在 【Flink源码】再谈 Flink 程序提交流程(中) 一文中,笔者后来发现谬误颇多,且随着 Flink 版本的更迭,部分方法实现方式已发生较大改变。因此,思虑再三决定针对 JobManager 相关源码根据最新的 Flink 版本(1.17)单独成文。
Flink 的主节点 JobManager 是一个逻辑上的主节点,针对不同的部署模式,主节点的实现类也不一样
JobManager 有三大核心内容:ResourceManager、Dispatcher 和 WebMonitorEndpoint
当 Client 提交一个 Job 到集群时(Client 会把 Job 构建成一个 JobGraph),主节点接收到提交的 Job 的 Rest 请求后,WebMonitorEndpoint 会通过 Router 进行解析找到对应的 Handler 来执行处理,处理完毕后交由 Dispatcher,Dispatcher 负责搭起 JobMaster 来负责这个 Job 内部的 Task 的部署执行,执行 Task 所需的资源由 JobMaster 向 ResourceManager 申请
JobManager 的启动流程分为三个部分:
我们以 Standalone 模式为例,下同
找到主节点启动类 StandaloneSessionClusterEntrypoint
StandaloneSessionClusterEntrypoint.java
public static void main(String[] args) {
// startup checks and logging
EnvironmentInformation.logEnvironmentInfo(
LOG, StandaloneSessionClusterEntrypoint.class.getSimpleName(), args);
SignalHandler.register(LOG);
JvmShutdownSafeguard.installAsShutdownHook(LOG);
// 解析 flink run 命令的参数
final EntrypointClusterConfiguration entrypointClusterConfiguration =
ClusterEntrypointUtils.parseParametersOrExit(
args,
new EntrypointClusterConfigurationParserFactory(),
StandaloneSessionClusterEntrypoint.class);
// 解析 flink-conf.yaml 配置文件
Configuration configuration = loadConfiguration(entrypointClusterConfiguration);
// 创建主节点
StandaloneSessionClusterEntrypoint entrypoint =
new StandaloneSessionClusterEntrypoint(configuration);
// 启动主节点
ClusterEntrypoint.runClusterEntrypoint(entrypoint);
}
在这个入口类主要做了四件事:
首先来看解析 flink-conf.yaml 的过程
public static Configuration loadConfiguration(
final String configDir, @Nullable final Configuration dynamicProperties) {
if (configDir == null) {
throw new IllegalArgumentException(
"Given configuration directory is null, cannot load configuration");
}
final File confDirFile = new File(configDir);
if (!(confDirFile.exists())) {
throw new IllegalConfigurationException(
"The given configuration directory name '"
......
**任务目标 1:** 从记录中收集所有含有字符串“divider”的行,逐行原样抄出。

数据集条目
......
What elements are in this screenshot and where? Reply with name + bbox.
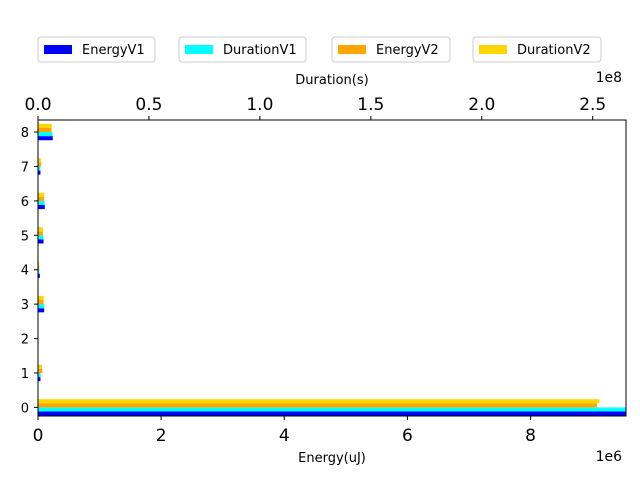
- legend-box: [37, 36, 156, 63]
- bottom-tick-label: 0: [33, 426, 44, 446]
- bar-energyv1-7: [38, 170, 41, 175]
- top-tick-label: 1.0: [246, 95, 273, 115]
- y-tick-label: 4: [21, 264, 29, 279]
- y-tick-label: 6: [21, 195, 29, 210]
- bar-durationv1-4: [38, 269, 40, 274]
- y-tick-label: 0: [21, 401, 29, 416]
- legend-label: DurationV1: [223, 43, 297, 58]
- legend-label: EnergyV1: [82, 43, 145, 58]
- legend-label: DurationV2: [517, 43, 591, 58]
- legend-item-durationv1: DurationV1: [178, 36, 307, 63]
- bar-durationv2-3: [38, 295, 44, 301]
- bar-energyv1-8: [38, 136, 53, 141]
- plot-frame: [37, 119, 627, 417]
- bottom-tick-label: 4: [279, 426, 290, 446]
- bar-durationv1-6: [38, 200, 45, 205]
- bar-energyv2-4: [38, 265, 40, 270]
- top-axis-label: Duration(s): [295, 73, 368, 88]
- top-tick-label: 2.5: [579, 95, 606, 115]
- bar-durationv2-6: [38, 192, 45, 197]
- top-tick-label: 1.5: [357, 95, 384, 115]
- legend-box: [472, 36, 602, 63]
- y-tick-label: 2: [21, 333, 29, 348]
- bar-energyv1-5: [38, 239, 44, 244]
- bar-energyv2-0: [38, 403, 598, 408]
- bar-durationv2-5: [38, 227, 43, 232]
- bar-durationv2-4: [38, 261, 40, 266]
- bar-energyv2-7: [38, 162, 42, 167]
- y-tick-label: 7: [21, 160, 29, 175]
- top-tick-label: 2.0: [468, 95, 495, 115]
- bar-durationv2-0: [38, 399, 600, 404]
- top-tick-label: 0.5: [135, 95, 162, 115]
- bar-durationv1-7: [38, 166, 41, 171]
- bar-durationv1-1: [38, 372, 41, 378]
- legend-item-durationv2: DurationV2: [472, 36, 602, 63]
- y-tick-label: 8: [21, 126, 29, 141]
- bars: [38, 123, 626, 416]
- y-tick-label: 5: [21, 229, 29, 244]
- bottom-tick-label: 2: [156, 426, 167, 446]
- legend-item-energyv1: EnergyV1: [37, 36, 156, 63]
- legend-swatch: [479, 45, 507, 54]
- legend-box: [331, 36, 451, 63]
- bottom-tick-label: 6: [402, 426, 413, 446]
- legend-box: [178, 36, 307, 63]
- bar-energyv1-6: [38, 204, 45, 210]
- bar-durationv2-7: [38, 158, 41, 163]
- axis-ticks: 0 2 4 6 8 0.0 0.5 1.0 1.5 2.0 2.5 0 1 2 3 4 5 6 7 8: [21, 95, 607, 446]
- y-tick-label: 3: [21, 298, 29, 313]
- y-tick-label: 1: [21, 367, 29, 382]
- bar-energyv2-5: [38, 231, 43, 236]
- bar-durationv1-5: [38, 235, 44, 240]
- legend-swatch: [185, 45, 213, 54]
- bar-energyv1-4: [38, 273, 40, 278]
- legend-swatch: [44, 45, 72, 54]
- bar-energyv2-3: [38, 300, 44, 305]
- bar-energyv2-8: [38, 127, 52, 133]
- legend: EnergyV1 DurationV1 EnergyV2 DurationV2: [37, 36, 602, 63]
- bar-energyv1-1: [38, 377, 41, 382]
- bar-energyv2-1: [38, 368, 43, 373]
- bar-durationv2-8: [38, 123, 52, 128]
- bar-durationv1-8: [38, 132, 53, 137]
- bar-durationv1-0: [38, 407, 626, 412]
- bar-energyv2-6: [38, 196, 45, 201]
- legend-label: EnergyV2: [376, 43, 439, 58]
- bottom-axis-label: Energy(uJ): [298, 451, 366, 466]
- bar-durationv2-1: [38, 364, 42, 369]
- bar-energyv1-0: [38, 411, 626, 416]
- bar-energyv1-3: [38, 308, 45, 313]
- bottom-tick-label: 8: [525, 426, 536, 446]
- top-axis-offset-label: 1e8: [596, 70, 622, 86]
- top-tick-label: 0.0: [24, 95, 51, 115]
- bar-durationv1-3: [38, 304, 45, 309]
- legend-item-energyv2: EnergyV2: [331, 36, 451, 63]
- legend-swatch: [338, 45, 366, 54]
- bottom-axis-offset-label: 1e6: [596, 449, 623, 465]
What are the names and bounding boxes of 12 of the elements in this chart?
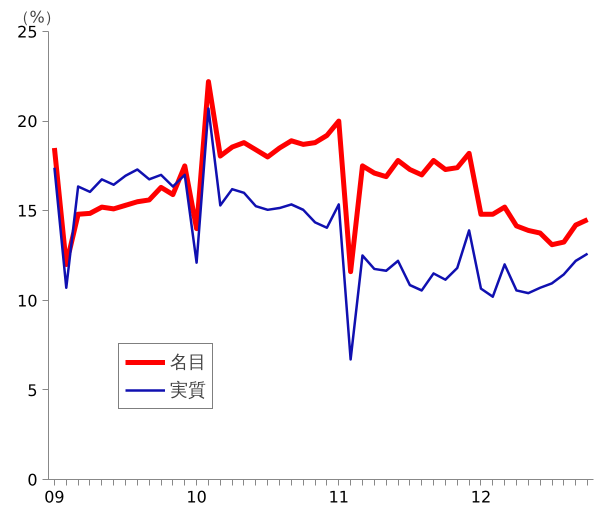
y-tick-label: 5 <box>27 380 38 400</box>
legend-label: 名目 <box>170 351 206 374</box>
legend-label: 実質 <box>170 379 206 402</box>
x-tick-label: 09 <box>44 488 65 506</box>
y-tick-label: 20 <box>17 112 38 132</box>
x-tick-label: 10 <box>186 488 207 506</box>
y-axis-title: （%） <box>14 8 61 26</box>
y-tick-label: 15 <box>17 202 38 221</box>
x-tick-label: 12 <box>470 488 492 506</box>
x-tick-label: 11 <box>328 488 349 506</box>
y-tick-label: 0 <box>27 470 38 490</box>
y-tick-label: 10 <box>17 291 38 310</box>
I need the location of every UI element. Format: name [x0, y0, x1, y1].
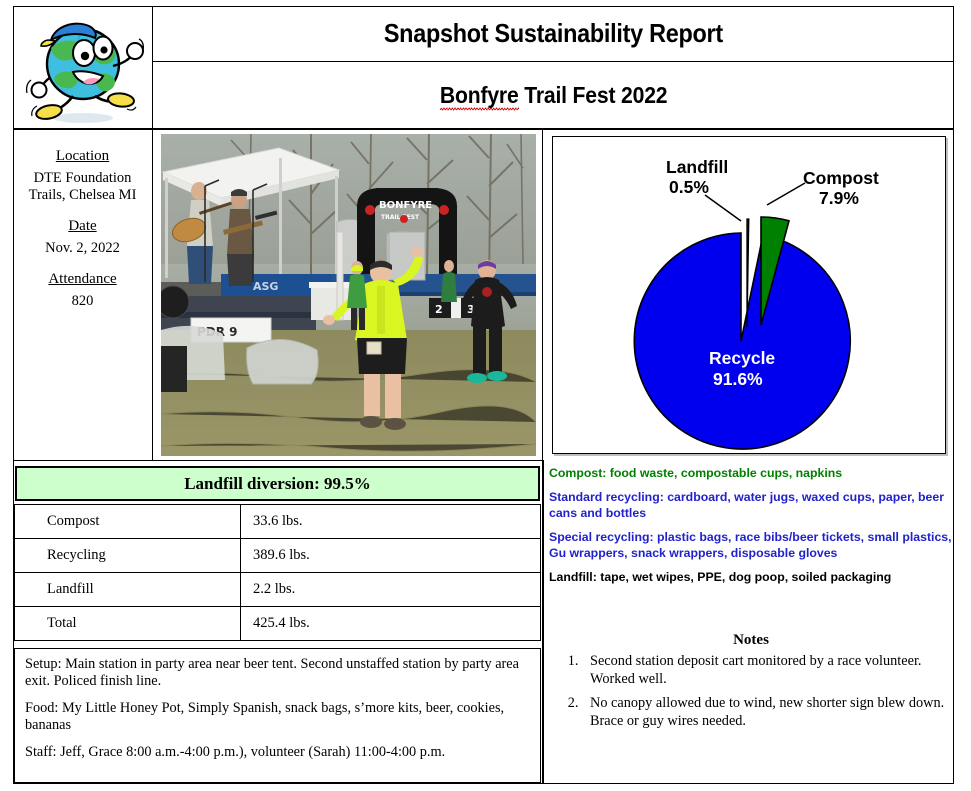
row-weight: 389.6 lbs.: [240, 538, 541, 573]
pie-label-landfill-value: 0.5%: [669, 177, 709, 197]
event-photo: ASG PDR 9: [160, 133, 536, 456]
legend-special-recycling: Special recycling: plastic bags, race bi…: [549, 530, 952, 560]
legend-compost: Compost: food waste, compostable cups, n…: [549, 466, 843, 480]
leader-line-compost: [766, 181, 806, 206]
report-outer-frame: [13, 6, 954, 784]
notes-panel: Notes Second station deposit cart monito…: [548, 626, 954, 783]
row-category: Total: [14, 606, 241, 641]
legend-standard-recycling: Standard recycling: cardboard, water jug…: [549, 490, 944, 520]
leader-line-landfill: [704, 193, 742, 222]
pie-label-recycle-value: 91.6%: [713, 369, 763, 389]
pie-label-recycle-name: Recycle: [709, 348, 775, 368]
event-photo-image: ASG PDR 9: [160, 133, 536, 456]
landfill-diversion-banner: Landfill diversion: 99.5%: [15, 466, 540, 501]
event-title-cell: Bonfyre Trail Fest 2022: [153, 62, 954, 128]
pie-label-compost-name: Compost: [803, 168, 879, 188]
waste-weights-table: Compost 33.6 lbs. Recycling 389.6 lbs. L…: [14, 504, 541, 641]
table-row: Landfill 2.2 lbs.: [14, 572, 541, 607]
operations-notes-panel: Setup: Main station in party area near b…: [14, 648, 541, 783]
list-item: Second station deposit cart monitored by…: [582, 653, 946, 689]
attendance-value: 820: [71, 292, 94, 309]
svg-text:2: 2: [435, 303, 443, 316]
svg-text:3: 3: [467, 303, 475, 316]
pie-slice-landfill: [746, 217, 750, 327]
setup-note: Setup: Main station in party area near b…: [25, 656, 520, 690]
attendance-label: Attendance: [48, 270, 117, 287]
date-value: Nov. 2, 2022: [45, 239, 120, 256]
notes-list: Second station deposit cart monitored by…: [556, 653, 946, 730]
event-info-panel: Location DTE Foundation Trails, Chelsea …: [13, 129, 153, 460]
date-label: Date: [68, 217, 97, 234]
waste-pie-chart-cell: Landfill 0.5% Compost 7.9% Recycle 91.6%: [544, 130, 954, 460]
row-category: Landfill: [14, 572, 241, 607]
table-row: Total 425.4 lbs.: [14, 606, 541, 641]
food-note: Food: My Little Honey Pot, Simply Spanis…: [25, 699, 505, 734]
running-globe-icon: [25, 22, 145, 123]
pie-slice-compost: [760, 215, 790, 325]
lower-column-divider: [542, 459, 544, 784]
waste-composition-pie-chart: Landfill 0.5% Compost 7.9% Recycle 91.6%: [633, 157, 879, 450]
location-label: Location: [55, 147, 110, 164]
row-category: Recycling: [14, 538, 241, 573]
table-row: Compost 33.6 lbs.: [14, 504, 541, 539]
row-weight: 33.6 lbs.: [240, 504, 541, 539]
event-title: Bonfyre Trail Fest 2022: [439, 81, 668, 111]
legend-landfill: Landfill: tape, wet wipes, PPE, dog poop…: [549, 570, 892, 585]
report-title: Snapshot Sustainability Report: [383, 18, 724, 48]
landfill-diversion-text: Landfill diversion: 99.5%: [184, 473, 371, 493]
event-photo-cell: ASG PDR 9: [155, 129, 543, 460]
header-divider: [13, 128, 954, 130]
location-value: DTE Foundation Trails, Chelsea MI: [28, 169, 137, 203]
list-item: No canopy allowed due to wind, new short…: [582, 695, 946, 731]
event-title-rest: Trail Fest 2022: [518, 81, 668, 108]
pie-slice-recycle: [633, 231, 852, 450]
row-weight: 2.2 lbs.: [240, 572, 541, 607]
logo-cell: [13, 6, 153, 128]
svg-text:ASG: ASG: [253, 280, 278, 293]
report-title-cell: Snapshot Sustainability Report: [153, 6, 954, 62]
pie-label-landfill-name: Landfill: [666, 157, 728, 177]
event-title-misspelled-word: Bonfyre: [439, 81, 519, 111]
pie-chart-box: Landfill 0.5% Compost 7.9% Recycle 91.6%: [552, 135, 946, 454]
notes-title: Notes: [733, 632, 769, 648]
row-weight: 425.4 lbs.: [240, 606, 541, 641]
photo-row-divider: [13, 459, 542, 462]
staff-note: Staff: Jeff, Grace 8:00 a.m.-4:00 p.m.),…: [25, 743, 446, 760]
waste-stream-legend: Compost: food waste, compostable cups, n…: [549, 466, 953, 618]
row-category: Compost: [14, 504, 241, 539]
pie-label-compost-value: 7.9%: [819, 188, 859, 208]
svg-text:BONFYRE: BONFYRE: [379, 200, 432, 211]
table-row: Recycling 389.6 lbs.: [14, 538, 541, 573]
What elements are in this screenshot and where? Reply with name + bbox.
......
**任务目标 2:** 判断下列说法是否与阅读材料相符:(a)JobManager 的三大核心内容包括 Dispatcher;(b)执行 Task 所需的资源由 Dispatcher 向 ResourceManager 申请;(c)文中以 YARN 模式为例讲解启动流程。每项答“是”或“否”,并原文引用起决定作用的语句。

**完整答案 1:**
lower-column-divider: [542, 459, 544, 784]
header-divider: [13, 128, 954, 130]
photo-row-divider: [13, 459, 542, 462]

**完整答案 2:**
(a)是。“JobManager 有三大核心内容:ResourceManager、Dispatcher 和 WebMonitorEndpoint”
(b)否。“执行 Task 所需的资源由 JobMaster 向 ResourceManager 申请”
(c)否。“我们以 Standalone 模式为例”